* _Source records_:
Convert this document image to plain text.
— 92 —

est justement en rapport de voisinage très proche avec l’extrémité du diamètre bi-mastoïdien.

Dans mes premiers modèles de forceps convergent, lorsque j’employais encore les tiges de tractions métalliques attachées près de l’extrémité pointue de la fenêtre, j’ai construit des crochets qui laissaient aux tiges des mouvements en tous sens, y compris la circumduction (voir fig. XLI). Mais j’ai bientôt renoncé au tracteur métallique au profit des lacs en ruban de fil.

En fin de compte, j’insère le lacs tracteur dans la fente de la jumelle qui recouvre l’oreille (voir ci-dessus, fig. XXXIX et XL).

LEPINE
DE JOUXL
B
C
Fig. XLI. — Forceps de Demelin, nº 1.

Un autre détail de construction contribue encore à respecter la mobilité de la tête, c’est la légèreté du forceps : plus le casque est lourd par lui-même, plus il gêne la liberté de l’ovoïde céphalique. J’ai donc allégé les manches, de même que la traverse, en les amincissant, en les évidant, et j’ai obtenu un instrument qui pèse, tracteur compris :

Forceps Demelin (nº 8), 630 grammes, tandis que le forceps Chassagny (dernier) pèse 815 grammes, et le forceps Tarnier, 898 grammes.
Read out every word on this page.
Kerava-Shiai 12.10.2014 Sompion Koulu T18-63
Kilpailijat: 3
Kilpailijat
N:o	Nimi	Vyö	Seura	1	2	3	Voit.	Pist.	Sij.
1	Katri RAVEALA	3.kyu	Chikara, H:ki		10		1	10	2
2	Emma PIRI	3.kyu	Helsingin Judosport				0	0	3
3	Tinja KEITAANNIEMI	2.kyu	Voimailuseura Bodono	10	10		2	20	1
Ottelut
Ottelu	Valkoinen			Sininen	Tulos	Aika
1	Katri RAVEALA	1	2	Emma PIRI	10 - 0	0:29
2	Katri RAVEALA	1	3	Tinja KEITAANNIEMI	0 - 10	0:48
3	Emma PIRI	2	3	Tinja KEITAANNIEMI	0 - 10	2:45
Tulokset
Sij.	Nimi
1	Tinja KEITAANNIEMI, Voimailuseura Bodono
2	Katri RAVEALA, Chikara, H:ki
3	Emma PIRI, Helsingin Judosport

* _DESCRIPTION OF THE TASK_: Write out the records above again, keeping each one identical to the original.

* _OUTPUT FOR THIS TASK_:
Convert this document image to plain text.
— 92 —

est justement en rapport de voisinage très proche avec l’extrémité du diamètre bi-mastoïdien.

Dans mes premiers modèles de forceps convergent, lorsque j’employais encore les tiges de tractions métalliques attachées près de l’extrémité pointue de la fenêtre, j’ai construit des crochets qui laissaient aux tiges des mouvements en tous sens, y compris la circumduction (voir fig. XLI). Mais j’ai bientôt renoncé au tracteur métallique au profit des lacs en ruban de fil.

En fin de compte, j’insère le lacs tracteur dans la fente de la jumelle qui recouvre l’oreille (voir ci-dessus, fig. XXXIX et XL).

LEPINE
DE JOUXL
B
C
Fig. XLI. — Forceps de Demelin, nº 1.

Un autre détail de construction contribue encore à respecter la mobilité de la tête, c’est la légèreté du forceps : plus le casque est lourd par lui-même, plus il gêne la liberté de l’ovoïde céphalique. J’ai donc allégé les manches, de même que la traverse, en les amincissant, en les évidant, et j’ai obtenu un instrument qui pèse, tracteur compris :

Forceps Demelin (nº 8), 630 grammes, tandis que le forceps Chassagny (dernier) pèse 815 grammes, et le forceps Tarnier, 898 grammes.
Read out every word on this page.
Kerava-Shiai 12.10.2014 Sompion Koulu T18-63
Kilpailijat: 3
Kilpailijat
N:o	Nimi	Vyö	Seura	1	2	3	Voit.	Pist.	Sij.
1	Katri RAVEALA	3.kyu	Chikara, H:ki		10		1	10	2
2	Emma PIRI	3.kyu	Helsingin Judosport				0	0	3
3	Tinja KEITAANNIEMI	2.kyu	Voimailuseura Bodono	10	10		2	20	1
Ottelut
Ottelu	Valkoinen			Sininen	Tulos	Aika
1	Katri RAVEALA	1	2	Emma PIRI	10 - 0	0:29
2	Katri RAVEALA	1	3	Tinja KEITAANNIEMI	0 - 10	0:48
3	Emma PIRI	2	3	Tinja KEITAANNIEMI	0 - 10	2:45
Tulokset
Sij.	Nimi
1	Tinja KEITAANNIEMI, Voimailuseura Bodono
2	Katri RAVEALA, Chikara, H:ki
3	Emma PIRI, Helsingin Judosport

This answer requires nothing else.